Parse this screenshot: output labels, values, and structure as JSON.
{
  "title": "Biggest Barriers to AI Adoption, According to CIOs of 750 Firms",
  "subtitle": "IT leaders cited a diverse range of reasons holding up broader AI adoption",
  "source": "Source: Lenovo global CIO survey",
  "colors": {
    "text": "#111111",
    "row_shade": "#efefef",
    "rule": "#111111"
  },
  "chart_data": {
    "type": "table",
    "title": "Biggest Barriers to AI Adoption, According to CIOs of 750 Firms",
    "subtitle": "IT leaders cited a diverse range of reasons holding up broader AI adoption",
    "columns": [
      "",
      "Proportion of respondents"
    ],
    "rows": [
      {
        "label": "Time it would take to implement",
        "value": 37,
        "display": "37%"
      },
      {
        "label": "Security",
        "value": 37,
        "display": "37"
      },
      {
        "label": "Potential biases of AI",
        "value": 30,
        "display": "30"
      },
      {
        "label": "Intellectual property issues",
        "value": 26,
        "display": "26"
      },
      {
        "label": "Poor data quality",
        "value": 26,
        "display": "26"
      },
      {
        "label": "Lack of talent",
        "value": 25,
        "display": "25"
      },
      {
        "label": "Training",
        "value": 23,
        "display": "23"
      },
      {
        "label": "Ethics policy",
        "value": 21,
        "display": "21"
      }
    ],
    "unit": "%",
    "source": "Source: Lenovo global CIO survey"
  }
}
━━━━━━━━━━
● **SET TASK**
How many lines of the records contain the string "reasons"? Respond with the number alone.

● **TASK ANSWER**
2